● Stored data
>>>

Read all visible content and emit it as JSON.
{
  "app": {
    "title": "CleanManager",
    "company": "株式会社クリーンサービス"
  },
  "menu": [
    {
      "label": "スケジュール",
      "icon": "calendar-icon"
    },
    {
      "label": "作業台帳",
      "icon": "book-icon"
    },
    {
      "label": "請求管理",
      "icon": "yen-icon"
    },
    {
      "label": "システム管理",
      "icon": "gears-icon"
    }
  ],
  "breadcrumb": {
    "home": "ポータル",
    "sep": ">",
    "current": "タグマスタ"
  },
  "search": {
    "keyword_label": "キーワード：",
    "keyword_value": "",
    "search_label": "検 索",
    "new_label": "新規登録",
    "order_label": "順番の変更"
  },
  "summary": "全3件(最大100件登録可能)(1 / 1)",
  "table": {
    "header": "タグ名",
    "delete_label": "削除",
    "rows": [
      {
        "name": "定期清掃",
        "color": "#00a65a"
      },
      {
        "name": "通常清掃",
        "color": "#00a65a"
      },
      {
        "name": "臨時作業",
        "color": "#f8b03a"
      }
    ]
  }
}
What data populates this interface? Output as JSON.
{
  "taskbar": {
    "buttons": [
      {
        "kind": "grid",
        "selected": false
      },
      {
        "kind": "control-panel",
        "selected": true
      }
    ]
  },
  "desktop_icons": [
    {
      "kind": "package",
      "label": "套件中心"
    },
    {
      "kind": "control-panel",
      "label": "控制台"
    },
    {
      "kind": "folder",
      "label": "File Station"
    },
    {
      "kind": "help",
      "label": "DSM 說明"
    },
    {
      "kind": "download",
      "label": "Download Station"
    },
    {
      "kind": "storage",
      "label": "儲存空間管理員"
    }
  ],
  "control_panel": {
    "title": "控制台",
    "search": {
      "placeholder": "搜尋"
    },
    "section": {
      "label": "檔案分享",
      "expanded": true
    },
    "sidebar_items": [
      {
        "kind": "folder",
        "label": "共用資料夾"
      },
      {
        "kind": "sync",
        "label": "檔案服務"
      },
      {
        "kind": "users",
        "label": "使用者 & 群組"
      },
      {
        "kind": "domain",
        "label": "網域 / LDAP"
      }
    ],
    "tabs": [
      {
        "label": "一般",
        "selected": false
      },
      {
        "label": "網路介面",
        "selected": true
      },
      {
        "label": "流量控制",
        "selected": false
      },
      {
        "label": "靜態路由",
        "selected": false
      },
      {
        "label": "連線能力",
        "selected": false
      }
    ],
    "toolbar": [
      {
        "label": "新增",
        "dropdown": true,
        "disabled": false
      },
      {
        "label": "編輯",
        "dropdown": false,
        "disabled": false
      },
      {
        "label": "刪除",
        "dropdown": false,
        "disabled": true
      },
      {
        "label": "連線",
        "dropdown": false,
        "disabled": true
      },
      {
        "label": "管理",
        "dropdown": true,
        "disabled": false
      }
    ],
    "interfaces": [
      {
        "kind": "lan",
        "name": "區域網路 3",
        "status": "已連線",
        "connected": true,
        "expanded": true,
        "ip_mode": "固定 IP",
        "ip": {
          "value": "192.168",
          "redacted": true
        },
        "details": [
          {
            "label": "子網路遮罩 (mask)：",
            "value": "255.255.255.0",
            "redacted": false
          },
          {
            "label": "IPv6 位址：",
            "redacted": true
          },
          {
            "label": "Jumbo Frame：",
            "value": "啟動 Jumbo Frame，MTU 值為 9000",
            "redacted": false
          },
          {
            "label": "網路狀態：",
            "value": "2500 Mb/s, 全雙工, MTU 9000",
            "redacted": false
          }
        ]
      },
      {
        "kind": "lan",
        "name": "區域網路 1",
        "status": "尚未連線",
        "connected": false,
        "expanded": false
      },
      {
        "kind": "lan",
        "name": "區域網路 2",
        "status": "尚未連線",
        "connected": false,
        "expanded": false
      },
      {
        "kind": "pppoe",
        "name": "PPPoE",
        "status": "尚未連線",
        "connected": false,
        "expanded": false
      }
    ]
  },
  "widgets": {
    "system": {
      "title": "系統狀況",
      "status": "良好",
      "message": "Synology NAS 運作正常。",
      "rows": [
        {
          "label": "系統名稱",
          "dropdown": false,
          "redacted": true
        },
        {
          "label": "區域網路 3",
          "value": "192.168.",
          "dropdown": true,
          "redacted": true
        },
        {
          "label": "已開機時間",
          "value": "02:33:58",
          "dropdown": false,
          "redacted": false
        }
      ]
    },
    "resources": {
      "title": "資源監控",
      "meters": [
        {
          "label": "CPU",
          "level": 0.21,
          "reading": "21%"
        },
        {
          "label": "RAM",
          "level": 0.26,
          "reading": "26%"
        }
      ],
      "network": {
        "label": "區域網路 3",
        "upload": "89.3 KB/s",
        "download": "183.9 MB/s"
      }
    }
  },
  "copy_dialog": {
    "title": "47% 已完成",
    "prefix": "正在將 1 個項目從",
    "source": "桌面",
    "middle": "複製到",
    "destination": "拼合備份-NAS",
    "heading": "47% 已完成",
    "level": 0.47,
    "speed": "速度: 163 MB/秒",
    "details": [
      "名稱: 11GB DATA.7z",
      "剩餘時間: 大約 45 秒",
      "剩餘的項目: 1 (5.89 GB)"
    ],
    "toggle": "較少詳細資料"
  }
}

<<<

● TASK
In the records above, collect each line with "JSON".

● TASK ANSWER
Read all visible content and emit it as JSON.
What data populates this interface? Output as JSON.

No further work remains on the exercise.